• _Work to be completed_
Every line below that mentions the word "letter" should be copied out.

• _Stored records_
──────────────────────────────

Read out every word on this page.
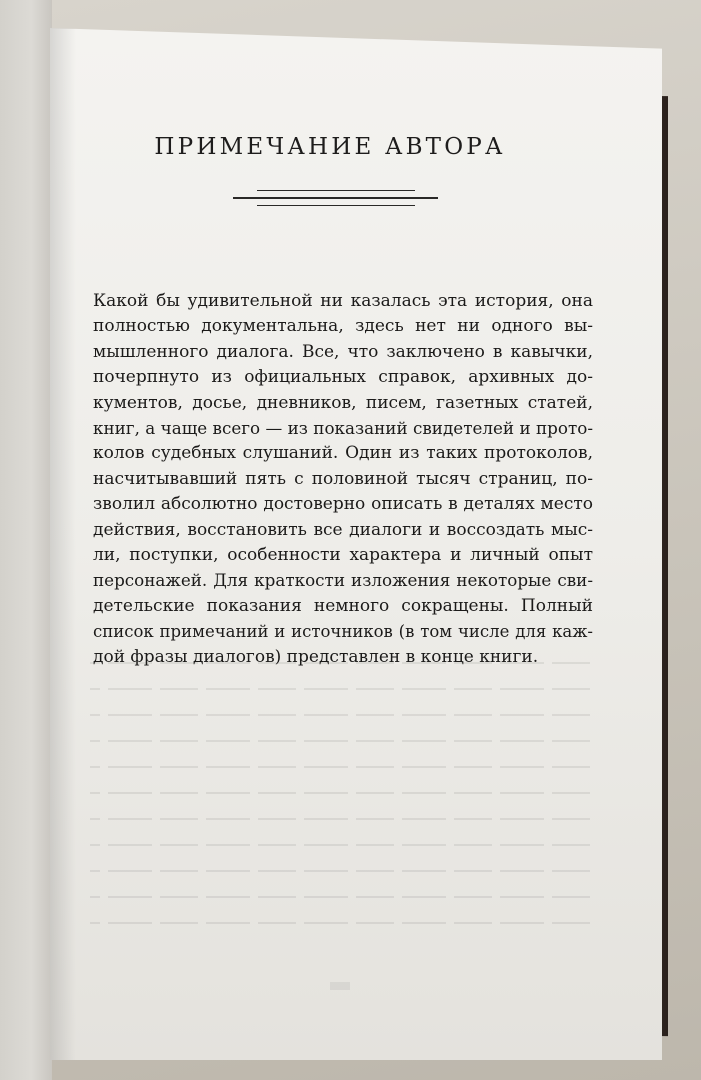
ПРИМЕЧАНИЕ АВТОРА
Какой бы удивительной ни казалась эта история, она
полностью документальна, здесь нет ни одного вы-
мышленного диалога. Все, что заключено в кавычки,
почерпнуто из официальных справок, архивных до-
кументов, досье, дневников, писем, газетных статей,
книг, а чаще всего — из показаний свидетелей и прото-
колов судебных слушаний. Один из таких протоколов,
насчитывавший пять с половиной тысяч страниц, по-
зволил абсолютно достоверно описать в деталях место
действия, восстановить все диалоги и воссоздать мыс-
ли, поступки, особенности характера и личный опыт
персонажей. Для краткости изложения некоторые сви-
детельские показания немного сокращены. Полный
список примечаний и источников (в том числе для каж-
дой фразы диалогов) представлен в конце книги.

──────────────────────────────

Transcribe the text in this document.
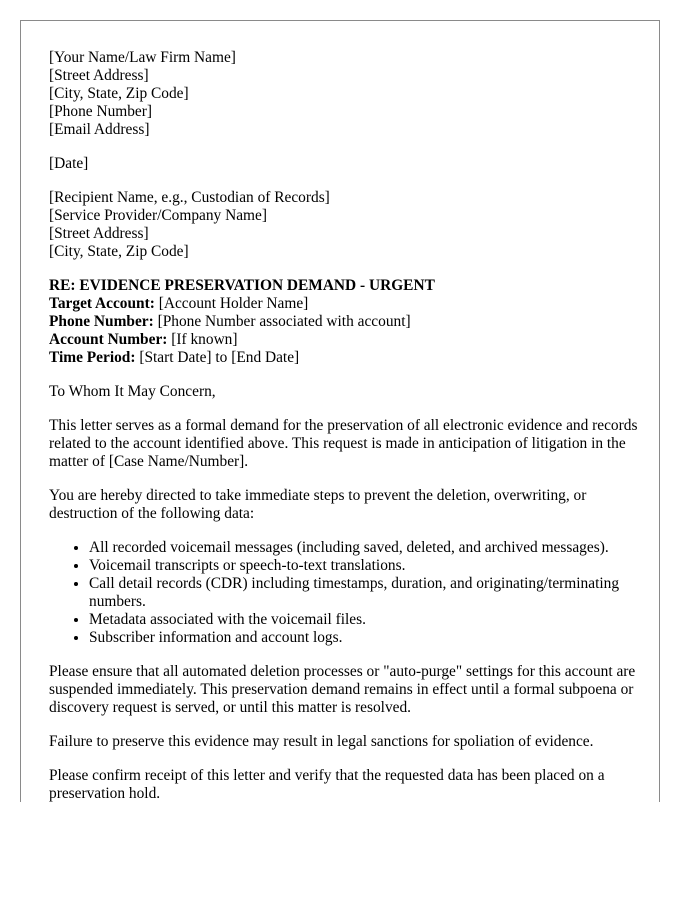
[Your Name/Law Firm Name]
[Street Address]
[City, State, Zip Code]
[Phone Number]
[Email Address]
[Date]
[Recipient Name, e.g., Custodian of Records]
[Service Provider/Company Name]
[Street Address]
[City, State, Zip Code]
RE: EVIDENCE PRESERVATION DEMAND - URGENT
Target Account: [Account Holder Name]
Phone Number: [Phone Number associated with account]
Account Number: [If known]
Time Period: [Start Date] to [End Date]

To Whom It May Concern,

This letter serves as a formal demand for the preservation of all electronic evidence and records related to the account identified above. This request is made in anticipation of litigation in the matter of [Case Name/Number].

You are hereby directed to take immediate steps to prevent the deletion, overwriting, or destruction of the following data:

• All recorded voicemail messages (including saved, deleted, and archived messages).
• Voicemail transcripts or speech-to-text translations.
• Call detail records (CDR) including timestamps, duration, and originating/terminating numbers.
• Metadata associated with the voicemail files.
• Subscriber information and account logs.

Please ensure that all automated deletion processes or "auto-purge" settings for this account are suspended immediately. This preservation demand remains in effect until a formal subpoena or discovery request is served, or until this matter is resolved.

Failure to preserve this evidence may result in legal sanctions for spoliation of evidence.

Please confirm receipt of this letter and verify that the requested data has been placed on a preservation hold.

──────────────────────────────

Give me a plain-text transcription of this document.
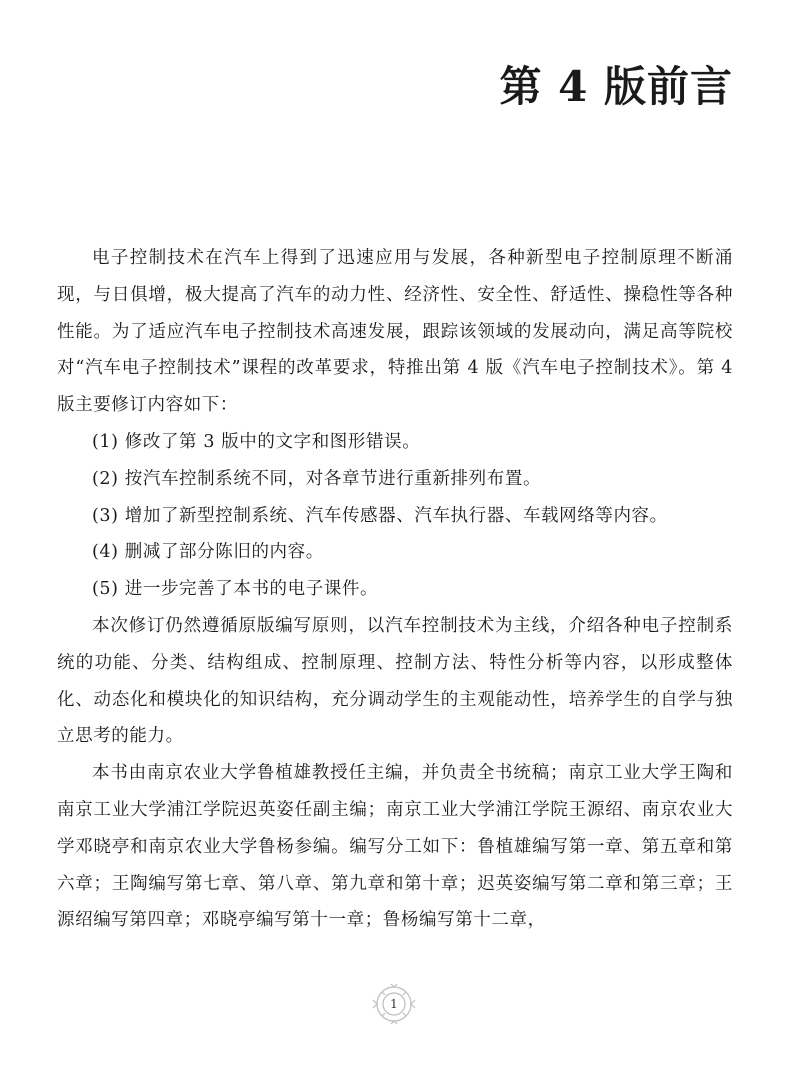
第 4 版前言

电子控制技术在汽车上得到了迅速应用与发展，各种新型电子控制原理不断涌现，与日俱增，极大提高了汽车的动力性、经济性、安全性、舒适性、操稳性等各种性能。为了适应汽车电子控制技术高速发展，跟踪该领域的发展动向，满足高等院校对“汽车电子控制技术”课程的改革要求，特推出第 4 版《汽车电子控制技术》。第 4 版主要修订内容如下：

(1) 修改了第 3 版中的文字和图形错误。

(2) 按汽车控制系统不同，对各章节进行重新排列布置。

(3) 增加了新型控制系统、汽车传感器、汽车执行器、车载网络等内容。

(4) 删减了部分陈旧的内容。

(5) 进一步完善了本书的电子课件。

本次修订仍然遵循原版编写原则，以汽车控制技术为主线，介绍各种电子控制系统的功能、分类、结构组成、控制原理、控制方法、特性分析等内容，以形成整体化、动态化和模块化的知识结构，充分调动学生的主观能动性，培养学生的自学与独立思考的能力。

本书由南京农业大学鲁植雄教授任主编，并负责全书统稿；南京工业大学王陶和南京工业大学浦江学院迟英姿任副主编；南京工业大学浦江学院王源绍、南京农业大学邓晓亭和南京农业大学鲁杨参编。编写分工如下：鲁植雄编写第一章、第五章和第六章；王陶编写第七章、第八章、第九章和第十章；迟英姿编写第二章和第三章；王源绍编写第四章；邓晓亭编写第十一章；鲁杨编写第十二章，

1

──────────────────────────────

• _Complete answer_
This letter serves as a formal demand for the preservation of all electronic evidence and records related to the account identified above. This request is made in anticipation of litigation in the matter of [Case Name/Number].
Please confirm receipt of this letter and verify that the requested data has been placed on a preservation hold.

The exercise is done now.